Problem —
Look through the material below and count the lines with the string "Svalbard". Report only the count.

Data section —
────────────────
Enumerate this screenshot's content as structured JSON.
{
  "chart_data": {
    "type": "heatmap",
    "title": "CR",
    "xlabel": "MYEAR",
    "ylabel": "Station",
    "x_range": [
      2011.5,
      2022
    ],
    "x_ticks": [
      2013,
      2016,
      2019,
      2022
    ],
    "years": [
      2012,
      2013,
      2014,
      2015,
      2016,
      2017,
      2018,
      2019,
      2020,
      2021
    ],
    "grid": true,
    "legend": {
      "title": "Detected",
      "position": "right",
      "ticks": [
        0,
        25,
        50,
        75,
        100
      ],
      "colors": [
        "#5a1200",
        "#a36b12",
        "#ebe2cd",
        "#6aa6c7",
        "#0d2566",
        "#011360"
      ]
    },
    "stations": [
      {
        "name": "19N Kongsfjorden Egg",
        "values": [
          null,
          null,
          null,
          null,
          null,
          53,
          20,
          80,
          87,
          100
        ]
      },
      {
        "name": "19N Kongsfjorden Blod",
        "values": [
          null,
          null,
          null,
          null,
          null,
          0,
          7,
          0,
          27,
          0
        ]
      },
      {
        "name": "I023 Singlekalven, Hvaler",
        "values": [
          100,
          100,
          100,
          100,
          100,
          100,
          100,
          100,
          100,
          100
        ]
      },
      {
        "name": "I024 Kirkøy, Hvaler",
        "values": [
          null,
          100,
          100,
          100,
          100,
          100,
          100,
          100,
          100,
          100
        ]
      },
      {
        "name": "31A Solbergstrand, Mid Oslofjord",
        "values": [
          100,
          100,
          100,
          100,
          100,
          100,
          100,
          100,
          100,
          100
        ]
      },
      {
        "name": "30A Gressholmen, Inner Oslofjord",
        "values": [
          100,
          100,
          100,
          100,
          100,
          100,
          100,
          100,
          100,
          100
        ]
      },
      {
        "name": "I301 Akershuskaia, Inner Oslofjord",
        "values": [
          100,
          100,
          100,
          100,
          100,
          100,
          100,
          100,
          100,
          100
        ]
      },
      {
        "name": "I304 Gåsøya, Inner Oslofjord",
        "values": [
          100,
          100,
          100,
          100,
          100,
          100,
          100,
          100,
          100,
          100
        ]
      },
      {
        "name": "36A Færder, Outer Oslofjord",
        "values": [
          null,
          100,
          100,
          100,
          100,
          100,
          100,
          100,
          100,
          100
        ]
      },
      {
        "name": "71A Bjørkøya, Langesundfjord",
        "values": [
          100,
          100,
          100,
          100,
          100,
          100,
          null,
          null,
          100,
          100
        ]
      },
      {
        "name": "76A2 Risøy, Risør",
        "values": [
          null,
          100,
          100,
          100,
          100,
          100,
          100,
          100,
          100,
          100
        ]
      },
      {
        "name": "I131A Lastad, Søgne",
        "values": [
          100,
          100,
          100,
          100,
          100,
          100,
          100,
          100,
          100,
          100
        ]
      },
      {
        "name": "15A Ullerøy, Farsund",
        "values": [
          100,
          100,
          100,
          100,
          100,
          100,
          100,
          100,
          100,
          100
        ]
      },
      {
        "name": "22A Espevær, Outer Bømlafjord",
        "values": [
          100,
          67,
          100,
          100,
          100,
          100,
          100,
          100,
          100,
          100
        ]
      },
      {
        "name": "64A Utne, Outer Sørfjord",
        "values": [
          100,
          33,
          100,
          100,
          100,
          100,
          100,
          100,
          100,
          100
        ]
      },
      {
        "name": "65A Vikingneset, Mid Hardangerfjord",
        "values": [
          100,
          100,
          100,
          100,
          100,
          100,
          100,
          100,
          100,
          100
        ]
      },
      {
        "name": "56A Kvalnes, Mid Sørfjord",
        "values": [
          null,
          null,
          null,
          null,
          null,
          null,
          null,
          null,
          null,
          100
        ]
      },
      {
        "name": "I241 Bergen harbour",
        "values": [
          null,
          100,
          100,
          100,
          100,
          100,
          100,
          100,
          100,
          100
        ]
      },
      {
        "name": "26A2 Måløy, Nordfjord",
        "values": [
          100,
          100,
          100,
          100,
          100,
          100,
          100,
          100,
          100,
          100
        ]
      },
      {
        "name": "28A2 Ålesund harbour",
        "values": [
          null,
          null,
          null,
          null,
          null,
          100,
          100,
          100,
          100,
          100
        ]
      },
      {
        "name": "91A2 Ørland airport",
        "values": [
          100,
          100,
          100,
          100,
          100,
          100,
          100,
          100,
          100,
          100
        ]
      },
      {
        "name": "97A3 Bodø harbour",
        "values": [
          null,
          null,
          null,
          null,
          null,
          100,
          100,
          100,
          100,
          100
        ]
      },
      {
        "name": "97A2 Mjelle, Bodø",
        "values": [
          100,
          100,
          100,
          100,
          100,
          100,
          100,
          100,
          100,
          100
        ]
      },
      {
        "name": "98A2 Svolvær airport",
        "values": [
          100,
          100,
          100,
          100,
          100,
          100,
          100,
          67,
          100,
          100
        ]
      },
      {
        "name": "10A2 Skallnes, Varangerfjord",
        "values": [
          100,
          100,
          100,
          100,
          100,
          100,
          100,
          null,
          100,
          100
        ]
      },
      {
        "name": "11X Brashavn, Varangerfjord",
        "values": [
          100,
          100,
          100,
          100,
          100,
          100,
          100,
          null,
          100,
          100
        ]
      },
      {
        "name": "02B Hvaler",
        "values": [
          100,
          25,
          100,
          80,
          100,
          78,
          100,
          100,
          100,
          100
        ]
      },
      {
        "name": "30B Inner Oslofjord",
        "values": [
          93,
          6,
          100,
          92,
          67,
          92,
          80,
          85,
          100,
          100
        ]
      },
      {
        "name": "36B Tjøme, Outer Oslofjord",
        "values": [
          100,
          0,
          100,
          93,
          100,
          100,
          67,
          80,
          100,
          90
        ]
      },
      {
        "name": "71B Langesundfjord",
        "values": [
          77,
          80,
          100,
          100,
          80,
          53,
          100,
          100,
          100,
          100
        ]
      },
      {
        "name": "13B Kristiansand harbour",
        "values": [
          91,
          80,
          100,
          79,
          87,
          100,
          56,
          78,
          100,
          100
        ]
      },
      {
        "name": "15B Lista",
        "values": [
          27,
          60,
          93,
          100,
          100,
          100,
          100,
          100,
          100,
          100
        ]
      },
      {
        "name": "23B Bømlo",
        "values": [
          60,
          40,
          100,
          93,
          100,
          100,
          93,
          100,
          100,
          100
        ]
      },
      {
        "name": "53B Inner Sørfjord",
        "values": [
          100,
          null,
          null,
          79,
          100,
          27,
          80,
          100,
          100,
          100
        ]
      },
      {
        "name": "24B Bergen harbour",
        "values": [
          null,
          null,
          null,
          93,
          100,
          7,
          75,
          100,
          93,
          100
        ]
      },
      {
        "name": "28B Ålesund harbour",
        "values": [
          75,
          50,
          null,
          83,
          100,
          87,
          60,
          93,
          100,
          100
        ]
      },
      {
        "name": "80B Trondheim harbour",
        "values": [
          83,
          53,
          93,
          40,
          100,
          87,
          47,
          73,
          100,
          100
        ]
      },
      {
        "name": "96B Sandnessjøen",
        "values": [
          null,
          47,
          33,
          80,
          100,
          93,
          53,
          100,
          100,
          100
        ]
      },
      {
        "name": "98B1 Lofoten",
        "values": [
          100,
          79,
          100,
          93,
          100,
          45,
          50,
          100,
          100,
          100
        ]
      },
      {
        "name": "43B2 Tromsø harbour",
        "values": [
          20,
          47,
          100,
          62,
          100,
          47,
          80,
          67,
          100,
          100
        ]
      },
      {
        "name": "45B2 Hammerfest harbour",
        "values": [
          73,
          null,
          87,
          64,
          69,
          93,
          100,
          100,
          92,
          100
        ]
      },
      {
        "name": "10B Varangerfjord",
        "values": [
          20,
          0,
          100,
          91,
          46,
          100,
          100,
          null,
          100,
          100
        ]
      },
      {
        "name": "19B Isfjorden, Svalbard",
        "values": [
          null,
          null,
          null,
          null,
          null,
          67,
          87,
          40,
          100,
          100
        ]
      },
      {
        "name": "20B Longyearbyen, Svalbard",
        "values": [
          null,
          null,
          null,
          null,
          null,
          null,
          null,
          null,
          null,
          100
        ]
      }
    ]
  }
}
────────────────
Result —
2